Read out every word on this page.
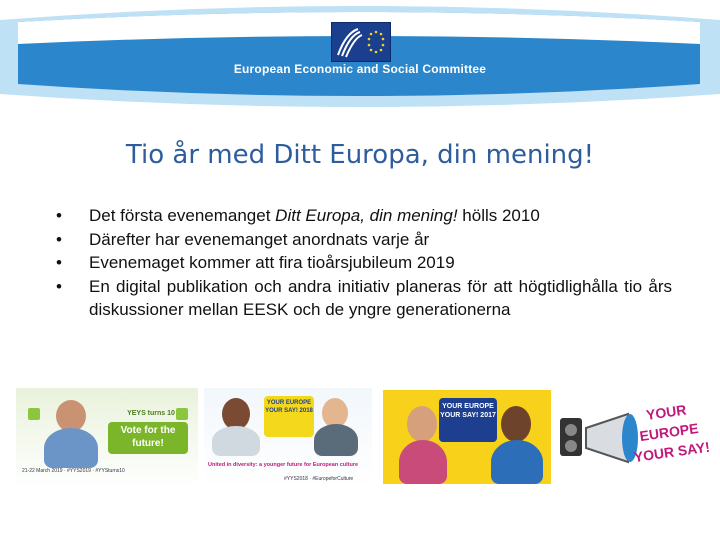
European Economic and Social Committee
Tio år med Ditt Europa, din mening!
• Det första evenemanget Ditt Europa, din mening! hölls 2010
• Därefter har evenemanget anordnats varje år
• Evenemaget kommer att fira tioårsjubileum 2019
• En digital publikation och andra initiativ planeras för att högtidlighålla tio års diskussioner mellan EESK och de yngre generationerna
YEYS turns 10
Vote for the future!
21-22 March 2019 · #YYS2019 · #YYSturns10
YOUR EUROPE YOUR SAY! 2018
United in diversity: a younger future for European culture
#YYS2018 · #EuropeforCulture
YOUR EUROPE YOUR SAY! 2017	YOUR EUROPE YOUR SAY!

####################

> **EXERCISE REQUIREMENTS**:
Retype the data above exactly; pictures are not part of the copy.

> **ANSWER FOR THE TASK**:
Read out every word on this page.
European Economic and Social Committee
Tio år med Ditt Europa, din mening!
• Det första evenemanget Ditt Europa, din mening! hölls 2010
• Därefter har evenemanget anordnats varje år
• Evenemaget kommer att fira tioårsjubileum 2019
• En digital publikation och andra initiativ planeras för att högtidlighålla tio års diskussioner mellan EESK och de yngre generationerna
YEYS turns 10
Vote for the future!
21-22 March 2019 · #YYS2019 · #YYSturns10
YOUR EUROPE YOUR SAY! 2018
United in diversity: a younger future for European culture
#YYS2018 · #EuropeforCulture
YOUR EUROPE YOUR SAY! 2017	YOUR EUROPE YOUR SAY!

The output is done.